Source records:
>> BEGIN
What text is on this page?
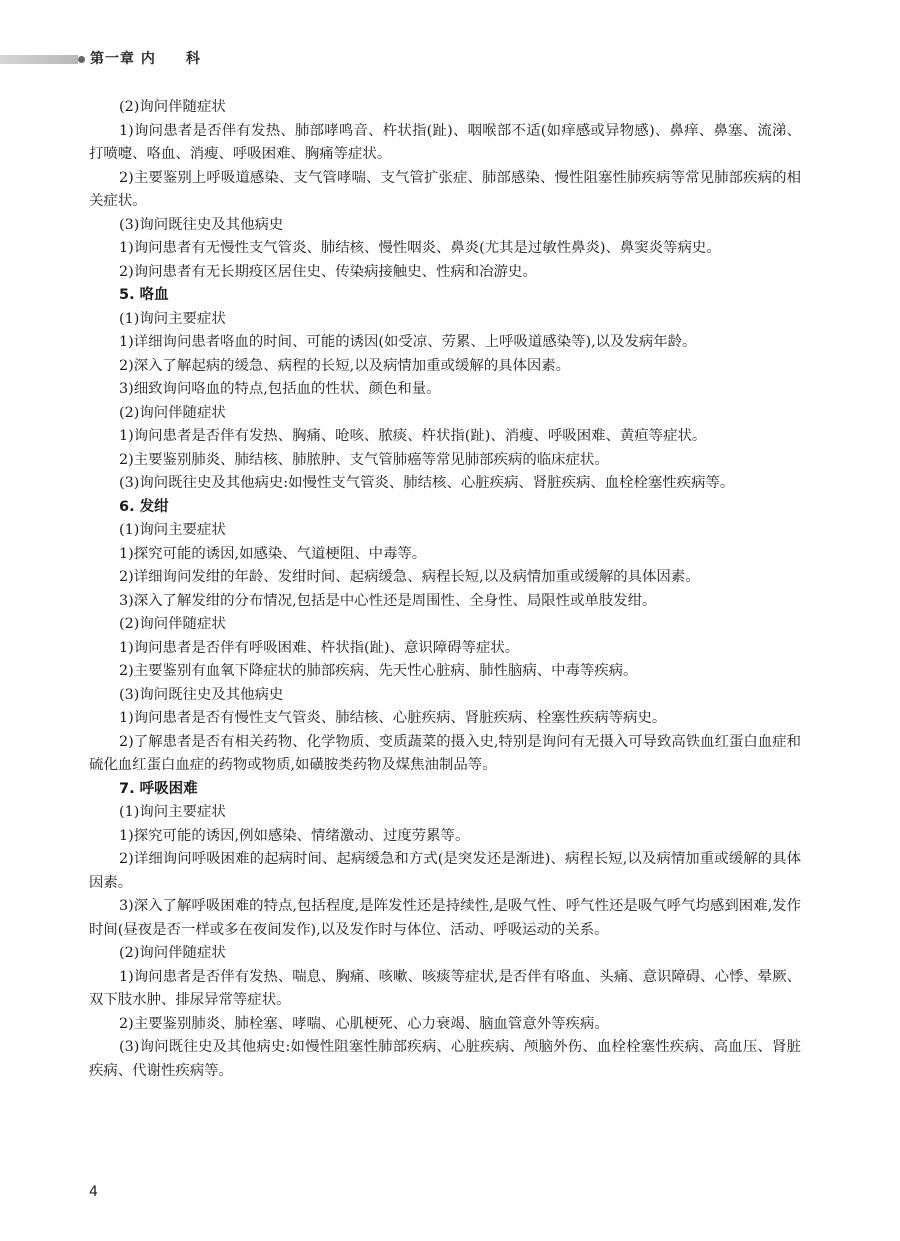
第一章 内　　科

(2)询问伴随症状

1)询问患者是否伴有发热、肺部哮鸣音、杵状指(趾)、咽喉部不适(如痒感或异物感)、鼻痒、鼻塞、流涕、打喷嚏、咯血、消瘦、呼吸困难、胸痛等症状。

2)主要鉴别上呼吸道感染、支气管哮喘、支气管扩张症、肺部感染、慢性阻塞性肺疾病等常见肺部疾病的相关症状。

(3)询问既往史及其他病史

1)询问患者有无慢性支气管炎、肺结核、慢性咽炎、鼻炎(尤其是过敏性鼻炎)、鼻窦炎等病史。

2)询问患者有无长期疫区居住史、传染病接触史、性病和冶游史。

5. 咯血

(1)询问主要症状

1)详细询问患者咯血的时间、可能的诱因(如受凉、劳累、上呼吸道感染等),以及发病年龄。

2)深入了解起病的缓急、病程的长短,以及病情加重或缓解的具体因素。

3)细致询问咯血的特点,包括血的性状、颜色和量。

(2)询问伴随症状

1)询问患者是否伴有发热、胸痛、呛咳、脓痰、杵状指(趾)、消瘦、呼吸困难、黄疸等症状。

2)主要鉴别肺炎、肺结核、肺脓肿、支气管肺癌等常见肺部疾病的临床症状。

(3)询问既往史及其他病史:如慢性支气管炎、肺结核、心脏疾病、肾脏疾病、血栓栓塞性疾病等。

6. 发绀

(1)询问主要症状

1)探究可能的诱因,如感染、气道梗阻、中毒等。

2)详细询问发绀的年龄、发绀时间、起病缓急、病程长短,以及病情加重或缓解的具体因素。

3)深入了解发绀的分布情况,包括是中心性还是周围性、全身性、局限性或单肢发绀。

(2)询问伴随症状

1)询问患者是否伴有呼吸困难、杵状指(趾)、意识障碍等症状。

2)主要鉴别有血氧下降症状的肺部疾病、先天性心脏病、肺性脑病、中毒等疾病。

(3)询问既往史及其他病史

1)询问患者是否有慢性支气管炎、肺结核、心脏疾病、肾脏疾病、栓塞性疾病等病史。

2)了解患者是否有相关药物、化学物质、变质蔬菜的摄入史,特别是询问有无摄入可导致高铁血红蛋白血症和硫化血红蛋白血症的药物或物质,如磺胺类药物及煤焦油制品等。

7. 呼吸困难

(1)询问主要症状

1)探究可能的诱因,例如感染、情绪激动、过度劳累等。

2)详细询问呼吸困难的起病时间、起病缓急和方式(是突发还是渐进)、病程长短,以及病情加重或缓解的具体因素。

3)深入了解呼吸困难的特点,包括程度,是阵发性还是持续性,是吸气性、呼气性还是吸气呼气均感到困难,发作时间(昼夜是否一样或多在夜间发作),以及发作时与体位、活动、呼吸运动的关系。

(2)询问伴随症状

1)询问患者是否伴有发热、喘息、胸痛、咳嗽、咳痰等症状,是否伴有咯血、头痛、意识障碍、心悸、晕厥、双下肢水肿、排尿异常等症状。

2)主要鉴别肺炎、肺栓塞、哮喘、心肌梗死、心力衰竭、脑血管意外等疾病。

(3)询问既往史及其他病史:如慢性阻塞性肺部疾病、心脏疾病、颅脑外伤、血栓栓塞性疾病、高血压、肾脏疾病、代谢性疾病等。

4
>> END
>> BEGIN
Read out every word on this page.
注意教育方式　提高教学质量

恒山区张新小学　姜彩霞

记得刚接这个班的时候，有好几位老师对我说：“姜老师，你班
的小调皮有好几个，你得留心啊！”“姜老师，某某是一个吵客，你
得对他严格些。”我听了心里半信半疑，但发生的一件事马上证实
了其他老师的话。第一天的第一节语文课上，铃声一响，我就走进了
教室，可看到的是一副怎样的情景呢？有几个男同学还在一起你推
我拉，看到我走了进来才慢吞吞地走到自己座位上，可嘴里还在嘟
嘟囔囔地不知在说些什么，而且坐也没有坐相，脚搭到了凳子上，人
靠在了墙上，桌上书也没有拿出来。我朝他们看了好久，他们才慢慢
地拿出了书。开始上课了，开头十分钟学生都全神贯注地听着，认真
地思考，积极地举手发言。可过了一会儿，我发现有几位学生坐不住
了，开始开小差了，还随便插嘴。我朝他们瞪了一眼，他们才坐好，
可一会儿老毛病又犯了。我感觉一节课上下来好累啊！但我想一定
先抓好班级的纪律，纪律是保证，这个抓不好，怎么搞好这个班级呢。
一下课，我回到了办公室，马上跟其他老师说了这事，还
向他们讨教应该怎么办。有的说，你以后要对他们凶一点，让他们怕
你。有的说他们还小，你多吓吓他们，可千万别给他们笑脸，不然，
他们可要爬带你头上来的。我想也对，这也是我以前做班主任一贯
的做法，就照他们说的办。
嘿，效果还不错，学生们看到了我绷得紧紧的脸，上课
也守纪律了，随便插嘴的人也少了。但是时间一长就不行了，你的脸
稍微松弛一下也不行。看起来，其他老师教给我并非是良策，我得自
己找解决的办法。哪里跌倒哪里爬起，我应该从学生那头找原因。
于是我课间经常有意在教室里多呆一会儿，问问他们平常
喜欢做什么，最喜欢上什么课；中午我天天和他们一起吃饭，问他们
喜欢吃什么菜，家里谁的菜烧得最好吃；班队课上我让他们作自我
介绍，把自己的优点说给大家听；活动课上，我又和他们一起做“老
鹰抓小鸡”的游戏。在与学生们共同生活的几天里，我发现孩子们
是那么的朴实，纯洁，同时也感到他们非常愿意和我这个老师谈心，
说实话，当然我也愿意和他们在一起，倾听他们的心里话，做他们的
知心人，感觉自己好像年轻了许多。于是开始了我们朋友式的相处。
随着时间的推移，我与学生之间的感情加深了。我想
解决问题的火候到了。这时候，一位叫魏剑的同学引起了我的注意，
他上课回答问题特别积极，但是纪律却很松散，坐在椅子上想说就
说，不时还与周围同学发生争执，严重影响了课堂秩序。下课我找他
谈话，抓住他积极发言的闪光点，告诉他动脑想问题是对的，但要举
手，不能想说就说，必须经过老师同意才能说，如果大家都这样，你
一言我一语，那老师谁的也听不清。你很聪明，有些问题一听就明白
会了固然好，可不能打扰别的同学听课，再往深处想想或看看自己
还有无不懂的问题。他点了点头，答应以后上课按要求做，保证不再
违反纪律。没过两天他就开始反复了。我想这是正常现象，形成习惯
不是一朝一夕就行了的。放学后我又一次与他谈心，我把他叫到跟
>> END
>> BEGIN
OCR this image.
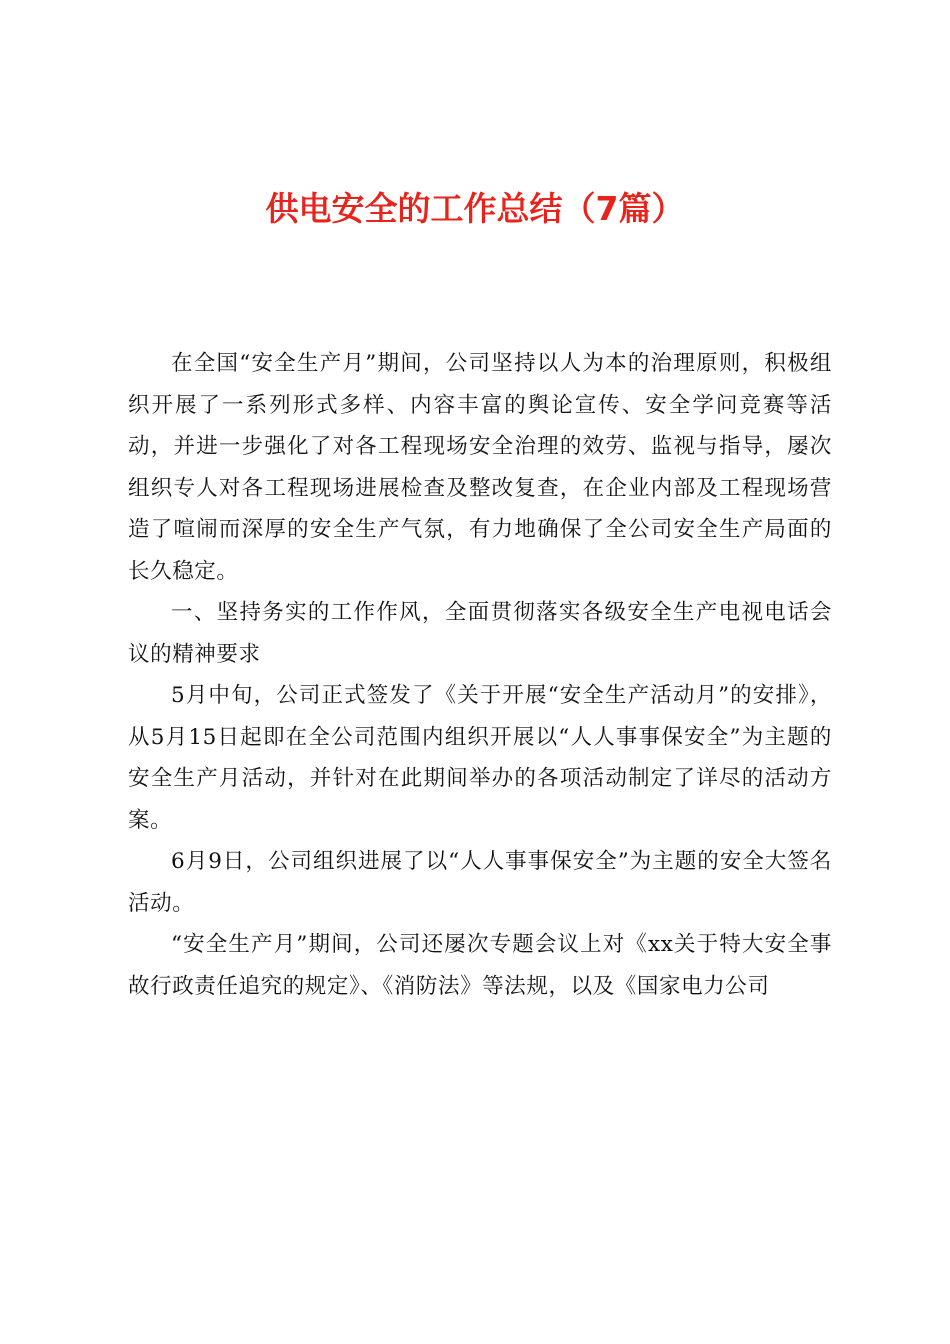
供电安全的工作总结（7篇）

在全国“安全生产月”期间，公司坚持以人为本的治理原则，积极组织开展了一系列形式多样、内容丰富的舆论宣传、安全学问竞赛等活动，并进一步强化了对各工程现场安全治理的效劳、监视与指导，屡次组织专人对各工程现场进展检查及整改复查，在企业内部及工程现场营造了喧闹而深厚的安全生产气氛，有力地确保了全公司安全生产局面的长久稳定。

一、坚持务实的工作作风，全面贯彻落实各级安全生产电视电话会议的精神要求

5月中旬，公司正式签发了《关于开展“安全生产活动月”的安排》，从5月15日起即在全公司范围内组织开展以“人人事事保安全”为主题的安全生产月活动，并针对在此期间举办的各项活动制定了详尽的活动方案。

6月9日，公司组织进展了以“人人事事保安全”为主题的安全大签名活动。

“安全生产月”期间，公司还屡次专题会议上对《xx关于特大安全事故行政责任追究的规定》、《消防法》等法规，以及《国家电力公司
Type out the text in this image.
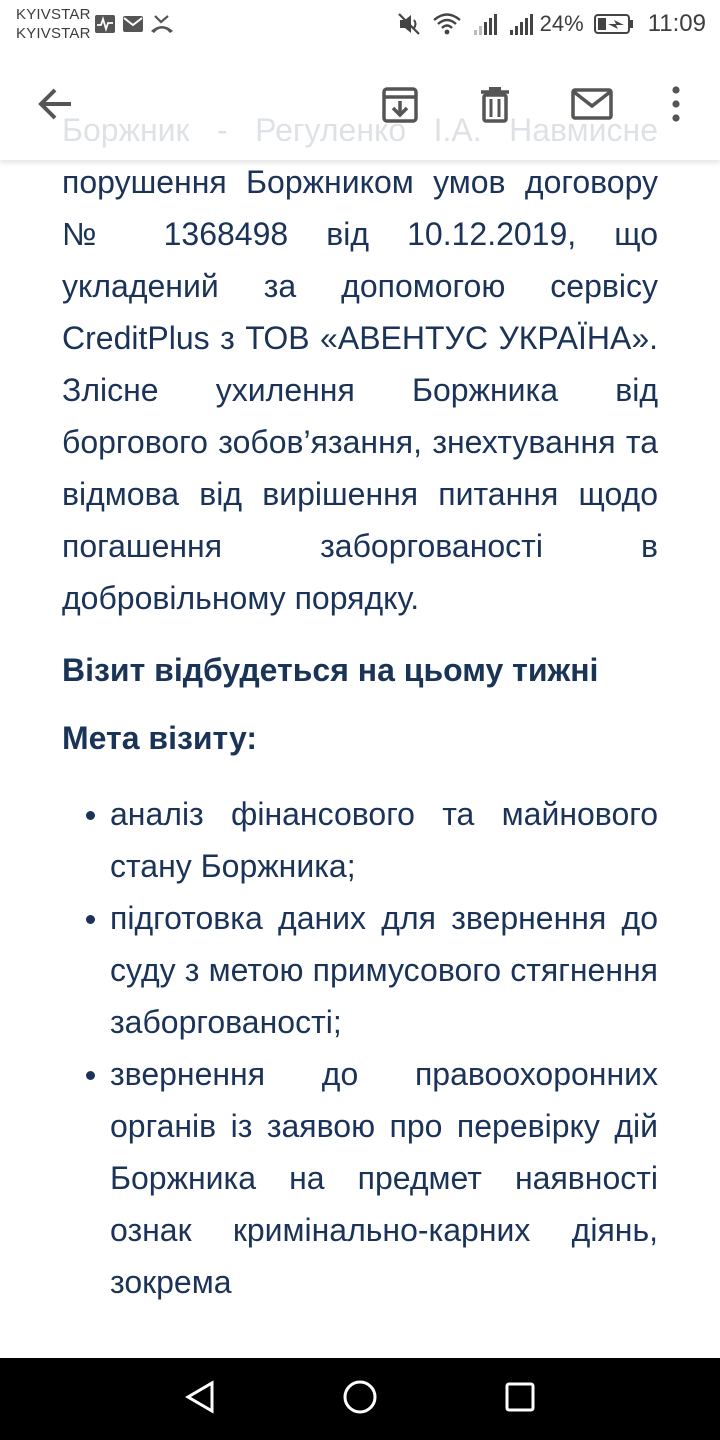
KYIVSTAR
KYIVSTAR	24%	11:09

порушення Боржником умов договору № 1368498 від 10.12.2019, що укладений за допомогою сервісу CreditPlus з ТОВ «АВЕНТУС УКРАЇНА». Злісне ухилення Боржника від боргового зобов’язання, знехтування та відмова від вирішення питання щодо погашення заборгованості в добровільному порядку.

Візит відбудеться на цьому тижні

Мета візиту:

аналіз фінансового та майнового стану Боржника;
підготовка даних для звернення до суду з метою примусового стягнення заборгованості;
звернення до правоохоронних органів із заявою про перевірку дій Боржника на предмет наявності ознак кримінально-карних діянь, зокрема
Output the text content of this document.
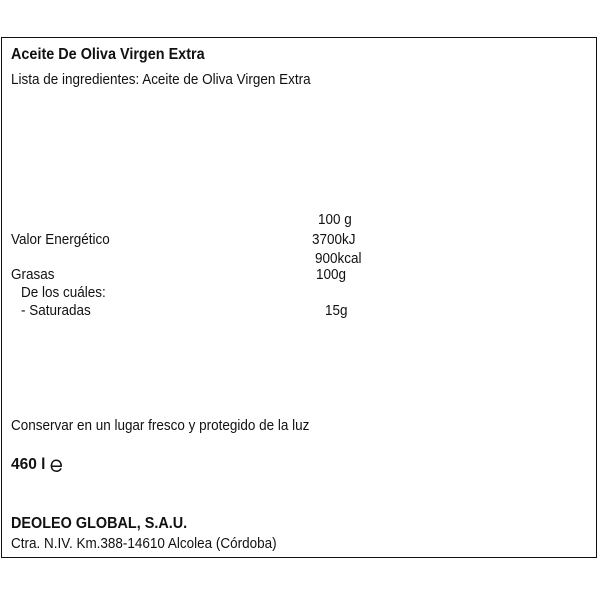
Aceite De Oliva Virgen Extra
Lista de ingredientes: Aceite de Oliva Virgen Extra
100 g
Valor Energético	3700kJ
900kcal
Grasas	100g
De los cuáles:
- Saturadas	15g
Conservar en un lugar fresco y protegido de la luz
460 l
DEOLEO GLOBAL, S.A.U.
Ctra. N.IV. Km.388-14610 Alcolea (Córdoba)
>> END
Work instructions: Collect the lines of the data that carry the word "主要鉴别肺炎".

Worked answer:
2)主要鉴别肺炎、肺结核、肺脓肿、支气管肺癌等常见肺部疾病的临床症状。
2)主要鉴别肺炎、肺栓塞、哮喘、心肌梗死、心力衰竭、脑血管意外等疾病。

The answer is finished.